### Raw data
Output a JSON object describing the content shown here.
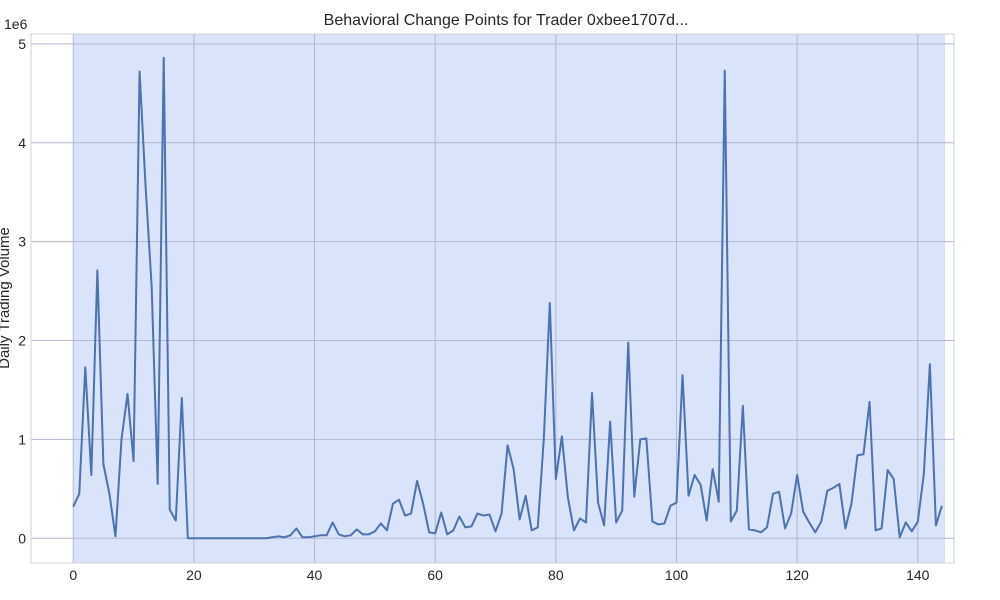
{
  "chart_data": {
    "type": "line",
    "title": "Behavioral Change Points for Trader 0xbee1707d...",
    "xlabel": "",
    "ylabel": "Daily Trading Volume",
    "y_multiplier_label": "1e6",
    "xlim": [
      -7,
      146
    ],
    "ylim": [
      -0.25,
      5.1
    ],
    "x_ticks": [
      0,
      20,
      40,
      60,
      80,
      100,
      120,
      140
    ],
    "y_ticks": [
      0,
      1,
      2,
      3,
      4,
      5
    ],
    "x_tick_labels": [
      "0",
      "20",
      "40",
      "60",
      "80",
      "100",
      "120",
      "140"
    ],
    "y_tick_labels": [
      "0",
      "1",
      "2",
      "3",
      "4",
      "5"
    ],
    "grid": true,
    "highlight_regions": [
      {
        "x_start": 0,
        "x_end": 144.5
      }
    ],
    "colors": {
      "line": "#4c72b0",
      "region": "#d9e3f9",
      "grid": "#b0b8d0"
    },
    "series": [
      {
        "x": [
          0,
          1,
          2,
          3,
          4,
          5,
          6,
          7,
          8,
          9,
          10,
          11,
          12,
          13,
          14,
          15,
          16,
          17,
          18,
          19,
          20,
          21,
          22,
          23,
          24,
          25,
          26,
          27,
          28,
          29,
          30,
          31,
          32,
          33,
          34,
          35,
          36,
          37,
          38,
          39,
          40,
          41,
          42,
          43,
          44,
          45,
          46,
          47,
          48,
          49,
          50,
          51,
          52,
          53,
          54,
          55,
          56,
          57,
          58,
          59,
          60,
          61,
          62,
          63,
          64,
          65,
          66,
          67,
          68,
          69,
          70,
          71,
          72,
          73,
          74,
          75,
          76,
          77,
          78,
          79,
          80,
          81,
          82,
          83,
          84,
          85,
          86,
          87,
          88,
          89,
          90,
          91,
          92,
          93,
          94,
          95,
          96,
          97,
          98,
          99,
          100,
          101,
          102,
          103,
          104,
          105,
          106,
          107,
          108,
          109,
          110,
          111,
          112,
          113,
          114,
          115,
          116,
          117,
          118,
          119,
          120,
          121,
          122,
          123,
          124,
          125,
          126,
          127,
          128,
          129,
          130,
          131,
          132,
          133,
          134,
          135,
          136,
          137,
          138,
          139,
          140,
          141,
          142,
          143,
          144
        ],
        "values": [
          0.32,
          0.45,
          1.73,
          0.64,
          2.71,
          0.75,
          0.45,
          0.02,
          1.0,
          1.46,
          0.78,
          4.72,
          3.55,
          2.55,
          0.55,
          4.86,
          0.29,
          0.18,
          1.42,
          0.0,
          0.0,
          0.0,
          0.0,
          0.0,
          0.0,
          0.0,
          0.0,
          0.0,
          0.0,
          0.0,
          0.0,
          0.0,
          0.0,
          0.01,
          0.02,
          0.01,
          0.03,
          0.1,
          0.01,
          0.01,
          0.02,
          0.03,
          0.03,
          0.16,
          0.04,
          0.02,
          0.03,
          0.09,
          0.04,
          0.04,
          0.07,
          0.15,
          0.08,
          0.35,
          0.39,
          0.23,
          0.25,
          0.58,
          0.35,
          0.06,
          0.05,
          0.26,
          0.04,
          0.08,
          0.22,
          0.11,
          0.12,
          0.25,
          0.23,
          0.24,
          0.07,
          0.25,
          0.94,
          0.7,
          0.19,
          0.43,
          0.08,
          0.11,
          1.0,
          2.38,
          0.6,
          1.03,
          0.41,
          0.08,
          0.2,
          0.16,
          1.47,
          0.36,
          0.13,
          1.18,
          0.16,
          0.28,
          1.98,
          0.42,
          1.0,
          1.01,
          0.17,
          0.14,
          0.15,
          0.33,
          0.36,
          1.65,
          0.43,
          0.64,
          0.54,
          0.18,
          0.7,
          0.37,
          4.73,
          0.17,
          0.28,
          1.34,
          0.09,
          0.08,
          0.06,
          0.11,
          0.45,
          0.47,
          0.1,
          0.25,
          0.64,
          0.27,
          0.16,
          0.06,
          0.17,
          0.48,
          0.51,
          0.55,
          0.1,
          0.35,
          0.84,
          0.85,
          1.38,
          0.08,
          0.1,
          0.69,
          0.6,
          0.01,
          0.16,
          0.07,
          0.17,
          0.65,
          1.76,
          0.13,
          0.33
        ]
      }
    ]
  }
}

### What to do
Every line of the data should be copied as it stands, without the images.

### Result
Output a JSON object describing the content shown here.
{
  "chart_data": {
    "type": "line",
    "title": "Behavioral Change Points for Trader 0xbee1707d...",
    "xlabel": "",
    "ylabel": "Daily Trading Volume",
    "y_multiplier_label": "1e6",
    "xlim": [
      -7,
      146
    ],
    "ylim": [
      -0.25,
      5.1
    ],
    "x_ticks": [
      0,
      20,
      40,
      60,
      80,
      100,
      120,
      140
    ],
    "y_ticks": [
      0,
      1,
      2,
      3,
      4,
      5
    ],
    "x_tick_labels": [
      "0",
      "20",
      "40",
      "60",
      "80",
      "100",
      "120",
      "140"
    ],
    "y_tick_labels": [
      "0",
      "1",
      "2",
      "3",
      "4",
      "5"
    ],
    "grid": true,
    "highlight_regions": [
      {
        "x_start": 0,
        "x_end": 144.5
      }
    ],
    "colors": {
      "line": "#4c72b0",
      "region": "#d9e3f9",
      "grid": "#b0b8d0"
    },
    "series": [
      {
        "x": [
          0,
          1,
          2,
          3,
          4,
          5,
          6,
          7,
          8,
          9,
          10,
          11,
          12,
          13,
          14,
          15,
          16,
          17,
          18,
          19,
          20,
          21,
          22,
          23,
          24,
          25,
          26,
          27,
          28,
          29,
          30,
          31,
          32,
          33,
          34,
          35,
          36,
          37,
          38,
          39,
          40,
          41,
          42,
          43,
          44,
          45,
          46,
          47,
          48,
          49,
          50,
          51,
          52,
          53,
          54,
          55,
          56,
          57,
          58,
          59,
          60,
          61,
          62,
          63,
          64,
          65,
          66,
          67,
          68,
          69,
          70,
          71,
          72,
          73,
          74,
          75,
          76,
          77,
          78,
          79,
          80,
          81,
          82,
          83,
          84,
          85,
          86,
          87,
          88,
          89,
          90,
          91,
          92,
          93,
          94,
          95,
          96,
          97,
          98,
          99,
          100,
          101,
          102,
          103,
          104,
          105,
          106,
          107,
          108,
          109,
          110,
          111,
          112,
          113,
          114,
          115,
          116,
          117,
          118,
          119,
          120,
          121,
          122,
          123,
          124,
          125,
          126,
          127,
          128,
          129,
          130,
          131,
          132,
          133,
          134,
          135,
          136,
          137,
          138,
          139,
          140,
          141,
          142,
          143,
          144
        ],
        "values": [
          0.32,
          0.45,
          1.73,
          0.64,
          2.71,
          0.75,
          0.45,
          0.02,
          1.0,
          1.46,
          0.78,
          4.72,
          3.55,
          2.55,
          0.55,
          4.86,
          0.29,
          0.18,
          1.42,
          0.0,
          0.0,
          0.0,
          0.0,
          0.0,
          0.0,
          0.0,
          0.0,
          0.0,
          0.0,
          0.0,
          0.0,
          0.0,
          0.0,
          0.01,
          0.02,
          0.01,
          0.03,
          0.1,
          0.01,
          0.01,
          0.02,
          0.03,
          0.03,
          0.16,
          0.04,
          0.02,
          0.03,
          0.09,
          0.04,
          0.04,
          0.07,
          0.15,
          0.08,
          0.35,
          0.39,
          0.23,
          0.25,
          0.58,
          0.35,
          0.06,
          0.05,
          0.26,
          0.04,
          0.08,
          0.22,
          0.11,
          0.12,
          0.25,
          0.23,
          0.24,
          0.07,
          0.25,
          0.94,
          0.7,
          0.19,
          0.43,
          0.08,
          0.11,
          1.0,
          2.38,
          0.6,
          1.03,
          0.41,
          0.08,
          0.2,
          0.16,
          1.47,
          0.36,
          0.13,
          1.18,
          0.16,
          0.28,
          1.98,
          0.42,
          1.0,
          1.01,
          0.17,
          0.14,
          0.15,
          0.33,
          0.36,
          1.65,
          0.43,
          0.64,
          0.54,
          0.18,
          0.7,
          0.37,
          4.73,
          0.17,
          0.28,
          1.34,
          0.09,
          0.08,
          0.06,
          0.11,
          0.45,
          0.47,
          0.1,
          0.25,
          0.64,
          0.27,
          0.16,
          0.06,
          0.17,
          0.48,
          0.51,
          0.55,
          0.1,
          0.35,
          0.84,
          0.85,
          1.38,
          0.08,
          0.1,
          0.69,
          0.6,
          0.01,
          0.16,
          0.07,
          0.17,
          0.65,
          1.76,
          0.13,
          0.33
        ]
      }
    ]
  }
}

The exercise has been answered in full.